--- Excerpt ---
Original Code

* In a recent post on Estimating Random Coefficients (http://www.econometricsbysimulation.com/2012/11/estimating-random-coefficients-on-x.html), I proposed the use of Maximum Likelihood Estimation (MLE) as a means of estimating both the heteroskedastic covariance matrix and the variance of the random coefficient matrix.

* A blog read Szabolcs Lorincz responded by posting some very nice code showing how to write an Iterative Feasible Generalized Least Squares Estimator that performed very similarly to that of the MLE estimator except that it ran much faster.

* On the particular seed choice the IFGLS estimtor outperformed the MLE estimator in both speed and precision of the estimate.

* On this post I will evaluate two different estimators.

* 1. The original MLE

* 2. The IFGLS posted by Szabolcs Lorincz

* I will evaluate each of these estimators on four criteria:

* 1. Feasiblility of estimates (are the estimates consistent with the model and or are the estimates estimatable - no failure of convergence)

* 2. Unbiasedness of estimates

* 3. Statistical efficiency of estimates

* 4. Computational efficiency of estimates

* I will define a single command that generates the data we will use as our test of model effectiveness.

cap program drop gen_data

program define gen_data

* In order to make this more interesting let's allow there to be multiple random coefficients and them to be correlated.

clear

set obs 1000

gen x1 = rnormal()

gen x2 = rnormal()*(2^.5)

* Coefficients on x2 should be twice as easy to estimate because the variance in x2 is twice as large.

* Now, for the random coefficients.

matrix C = (5, 1 , 0 \ 1, 3.5, 0 \ 0, 0, 400)

drawnorm v1 v2 u, cov(C)

* I am allowing for there to be two random coefficients, b1 and b2 which can be correlated and an error u which is uncorrelated with the random coefficients.

* The random coefficients are:

gen b1 = 2 + v1

gen b2 = -2 + v2

gen y = b1*x1 + b2*x2 + u

* In our analysis we will be interested in estimating the average effect x1 on y which is 2, the average effect of x2 on y which is -2, as well as the variances of the random coefficients 5 and 3.5 as well as the covariance between the coefficients.

* In order to do that effectively we will need to think about how to identify the separate parts of the error term.

* Think of y = B1x1 + B2x2 + e

* Where e = v1x1 + v2x2 + u

* The variance of each component is identifiable:

* var(e) = x1*var(v1)*x1 + x2*var(v2)*x2 + var(u) + 2*x1*x2*cov(v1,v2) + 2*x1*cov(v1,u) + 2*x2*cov(v2,u)
--- Data records ---
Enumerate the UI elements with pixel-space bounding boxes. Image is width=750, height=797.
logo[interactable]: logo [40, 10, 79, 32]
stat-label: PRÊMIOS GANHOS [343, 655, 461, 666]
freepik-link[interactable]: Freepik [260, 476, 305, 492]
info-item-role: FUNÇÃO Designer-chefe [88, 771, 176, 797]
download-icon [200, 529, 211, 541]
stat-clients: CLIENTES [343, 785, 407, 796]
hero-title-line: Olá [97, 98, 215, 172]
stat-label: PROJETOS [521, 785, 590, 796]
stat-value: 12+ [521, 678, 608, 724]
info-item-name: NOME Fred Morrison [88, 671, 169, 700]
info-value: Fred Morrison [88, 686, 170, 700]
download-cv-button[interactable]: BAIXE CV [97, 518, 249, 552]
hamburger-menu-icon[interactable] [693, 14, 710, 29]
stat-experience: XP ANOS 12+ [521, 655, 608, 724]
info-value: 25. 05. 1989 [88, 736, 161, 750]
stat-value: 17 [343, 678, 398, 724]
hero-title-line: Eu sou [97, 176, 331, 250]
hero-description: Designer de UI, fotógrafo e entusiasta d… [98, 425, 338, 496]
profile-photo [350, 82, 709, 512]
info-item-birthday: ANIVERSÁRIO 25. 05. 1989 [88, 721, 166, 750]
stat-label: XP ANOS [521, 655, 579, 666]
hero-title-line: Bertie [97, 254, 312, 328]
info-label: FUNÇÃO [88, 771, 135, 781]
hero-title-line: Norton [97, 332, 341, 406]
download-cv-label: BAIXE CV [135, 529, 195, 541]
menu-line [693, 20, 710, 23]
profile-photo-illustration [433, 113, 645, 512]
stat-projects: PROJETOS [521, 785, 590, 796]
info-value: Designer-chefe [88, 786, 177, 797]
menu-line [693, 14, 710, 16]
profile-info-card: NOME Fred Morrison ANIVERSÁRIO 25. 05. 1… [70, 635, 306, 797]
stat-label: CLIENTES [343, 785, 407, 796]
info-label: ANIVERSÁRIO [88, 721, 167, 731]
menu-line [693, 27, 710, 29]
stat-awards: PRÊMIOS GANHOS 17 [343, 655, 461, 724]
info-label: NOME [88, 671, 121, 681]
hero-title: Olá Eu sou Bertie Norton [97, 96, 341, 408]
---
* _Request_: Please name the two estimators that the post on estimating random coefficients sets out to evaluate.

* _Result for this task_: The original MLE and the IFGLS posted by Szabolcs Lorincz.